- _REQUEST_: Extract the complete data exactly as given.

####################

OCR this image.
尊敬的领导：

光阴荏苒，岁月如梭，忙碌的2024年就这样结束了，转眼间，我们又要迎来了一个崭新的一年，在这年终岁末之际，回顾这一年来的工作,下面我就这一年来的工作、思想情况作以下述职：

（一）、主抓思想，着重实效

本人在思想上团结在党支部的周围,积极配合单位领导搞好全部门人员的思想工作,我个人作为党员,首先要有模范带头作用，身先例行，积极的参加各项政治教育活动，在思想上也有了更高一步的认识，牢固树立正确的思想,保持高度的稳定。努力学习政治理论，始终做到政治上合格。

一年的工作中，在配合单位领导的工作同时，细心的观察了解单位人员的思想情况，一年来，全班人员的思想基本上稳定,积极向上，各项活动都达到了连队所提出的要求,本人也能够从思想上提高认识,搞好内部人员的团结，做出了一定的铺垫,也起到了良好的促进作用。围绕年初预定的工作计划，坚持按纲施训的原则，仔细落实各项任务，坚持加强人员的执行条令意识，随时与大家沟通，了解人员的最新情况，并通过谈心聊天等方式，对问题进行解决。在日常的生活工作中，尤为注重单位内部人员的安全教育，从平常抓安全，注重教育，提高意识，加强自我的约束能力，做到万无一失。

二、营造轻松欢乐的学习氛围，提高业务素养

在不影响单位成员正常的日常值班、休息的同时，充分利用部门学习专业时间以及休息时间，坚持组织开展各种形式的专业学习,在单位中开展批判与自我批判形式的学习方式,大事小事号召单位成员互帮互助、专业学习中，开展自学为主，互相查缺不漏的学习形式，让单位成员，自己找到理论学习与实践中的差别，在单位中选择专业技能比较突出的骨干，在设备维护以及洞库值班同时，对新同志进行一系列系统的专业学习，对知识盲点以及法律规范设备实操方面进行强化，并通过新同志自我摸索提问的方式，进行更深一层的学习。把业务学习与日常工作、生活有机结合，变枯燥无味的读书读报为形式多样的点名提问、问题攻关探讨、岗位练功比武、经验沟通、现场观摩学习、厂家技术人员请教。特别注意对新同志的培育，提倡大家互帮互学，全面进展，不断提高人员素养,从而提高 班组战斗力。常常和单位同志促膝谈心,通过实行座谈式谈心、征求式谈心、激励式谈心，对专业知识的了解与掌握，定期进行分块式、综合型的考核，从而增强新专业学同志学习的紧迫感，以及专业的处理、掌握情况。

####################

- _EXPECTED OUTPUT_:
OCR this image.
尊敬的领导：

光阴荏苒，岁月如梭，忙碌的2024年就这样结束了，转眼间，我们又要迎来了一个崭新的一年，在这年终岁末之际，回顾这一年来的工作,下面我就这一年来的工作、思想情况作以下述职：

（一）、主抓思想，着重实效

本人在思想上团结在党支部的周围,积极配合单位领导搞好全部门人员的思想工作,我个人作为党员,首先要有模范带头作用，身先例行，积极的参加各项政治教育活动，在思想上也有了更高一步的认识，牢固树立正确的思想,保持高度的稳定。努力学习政治理论，始终做到政治上合格。

一年的工作中，在配合单位领导的工作同时，细心的观察了解单位人员的思想情况，一年来，全班人员的思想基本上稳定,积极向上，各项活动都达到了连队所提出的要求,本人也能够从思想上提高认识,搞好内部人员的团结，做出了一定的铺垫,也起到了良好的促进作用。围绕年初预定的工作计划，坚持按纲施训的原则，仔细落实各项任务，坚持加强人员的执行条令意识，随时与大家沟通，了解人员的最新情况，并通过谈心聊天等方式，对问题进行解决。在日常的生活工作中，尤为注重单位内部人员的安全教育，从平常抓安全，注重教育，提高意识，加强自我的约束能力，做到万无一失。

二、营造轻松欢乐的学习氛围，提高业务素养

在不影响单位成员正常的日常值班、休息的同时，充分利用部门学习专业时间以及休息时间，坚持组织开展各种形式的专业学习,在单位中开展批判与自我批判形式的学习方式,大事小事号召单位成员互帮互助、专业学习中，开展自学为主，互相查缺不漏的学习形式，让单位成员，自己找到理论学习与实践中的差别，在单位中选择专业技能比较突出的骨干，在设备维护以及洞库值班同时，对新同志进行一系列系统的专业学习，对知识盲点以及法律规范设备实操方面进行强化，并通过新同志自我摸索提问的方式，进行更深一层的学习。把业务学习与日常工作、生活有机结合，变枯燥无味的读书读报为形式多样的点名提问、问题攻关探讨、岗位练功比武、经验沟通、现场观摩学习、厂家技术人员请教。特别注意对新同志的培育，提倡大家互帮互学，全面进展，不断提高人员素养,从而提高 班组战斗力。常常和单位同志促膝谈心,通过实行座谈式谈心、征求式谈心、激励式谈心，对专业知识的了解与掌握，定期进行分块式、综合型的考核，从而增强新专业学同志学习的紧迫感，以及专业的处理、掌握情况。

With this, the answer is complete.